--- Start ENTRIES PROVIDED ---
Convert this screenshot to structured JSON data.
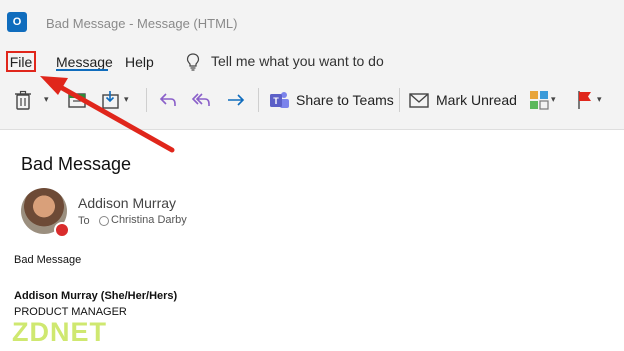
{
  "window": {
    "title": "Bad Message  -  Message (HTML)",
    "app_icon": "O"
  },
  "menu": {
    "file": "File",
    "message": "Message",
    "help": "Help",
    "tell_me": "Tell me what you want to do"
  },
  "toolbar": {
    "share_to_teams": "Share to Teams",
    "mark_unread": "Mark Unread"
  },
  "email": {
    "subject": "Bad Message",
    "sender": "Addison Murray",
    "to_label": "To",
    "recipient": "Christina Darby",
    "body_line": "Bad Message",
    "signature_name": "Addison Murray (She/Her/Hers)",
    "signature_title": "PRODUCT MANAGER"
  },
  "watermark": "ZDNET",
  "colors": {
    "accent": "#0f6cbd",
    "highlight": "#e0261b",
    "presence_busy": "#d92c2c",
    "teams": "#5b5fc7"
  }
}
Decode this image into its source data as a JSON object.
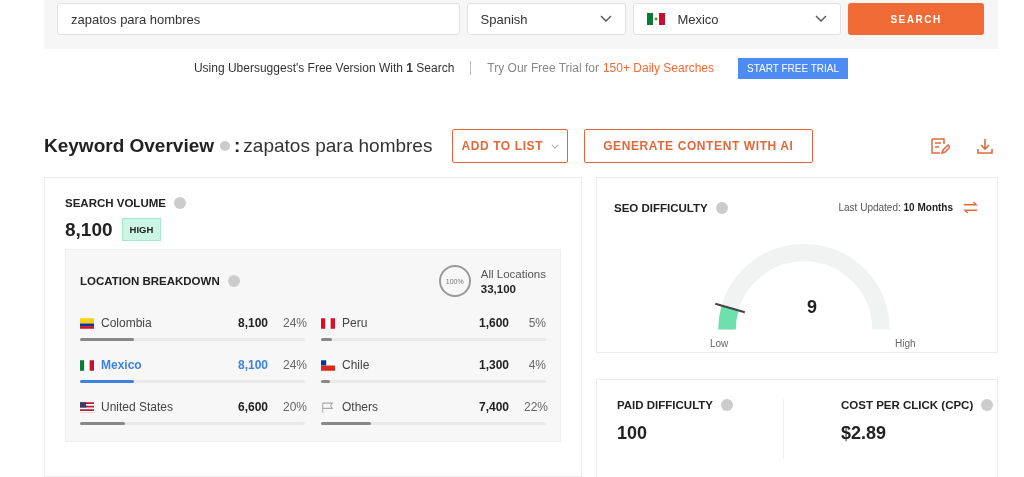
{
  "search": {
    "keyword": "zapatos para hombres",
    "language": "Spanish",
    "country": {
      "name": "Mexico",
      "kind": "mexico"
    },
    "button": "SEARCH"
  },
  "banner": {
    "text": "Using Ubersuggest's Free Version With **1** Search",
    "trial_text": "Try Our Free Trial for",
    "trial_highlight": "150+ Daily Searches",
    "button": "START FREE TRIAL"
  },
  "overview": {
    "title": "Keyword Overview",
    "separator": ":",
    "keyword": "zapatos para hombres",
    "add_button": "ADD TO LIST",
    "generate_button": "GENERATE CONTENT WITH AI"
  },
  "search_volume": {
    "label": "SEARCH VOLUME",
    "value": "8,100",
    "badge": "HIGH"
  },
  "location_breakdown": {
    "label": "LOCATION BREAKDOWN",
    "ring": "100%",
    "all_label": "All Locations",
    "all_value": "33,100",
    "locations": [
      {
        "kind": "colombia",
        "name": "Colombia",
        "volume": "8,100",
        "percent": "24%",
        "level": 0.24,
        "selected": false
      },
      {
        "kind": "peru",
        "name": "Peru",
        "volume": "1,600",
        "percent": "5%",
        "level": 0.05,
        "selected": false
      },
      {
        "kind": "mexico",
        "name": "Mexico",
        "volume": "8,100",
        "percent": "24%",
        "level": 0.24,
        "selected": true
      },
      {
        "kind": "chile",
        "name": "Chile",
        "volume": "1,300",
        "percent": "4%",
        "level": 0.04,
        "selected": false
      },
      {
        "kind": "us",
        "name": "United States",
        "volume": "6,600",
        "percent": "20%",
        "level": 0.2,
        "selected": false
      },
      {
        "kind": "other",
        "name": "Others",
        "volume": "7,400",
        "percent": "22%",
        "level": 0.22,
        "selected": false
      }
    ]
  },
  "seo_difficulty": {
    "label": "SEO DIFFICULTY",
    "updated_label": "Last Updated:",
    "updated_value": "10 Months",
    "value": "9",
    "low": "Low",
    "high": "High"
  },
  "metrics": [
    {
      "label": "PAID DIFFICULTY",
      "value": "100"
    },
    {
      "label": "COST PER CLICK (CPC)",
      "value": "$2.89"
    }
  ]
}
--- End ENTRIES PROVIDED ---
PROBLEM TO SOLVE — Show each line holding the word "data".

PROBLEM SOLUTION —
Convert this screenshot to structured JSON data.
Decode this image into its source data as a JSON object.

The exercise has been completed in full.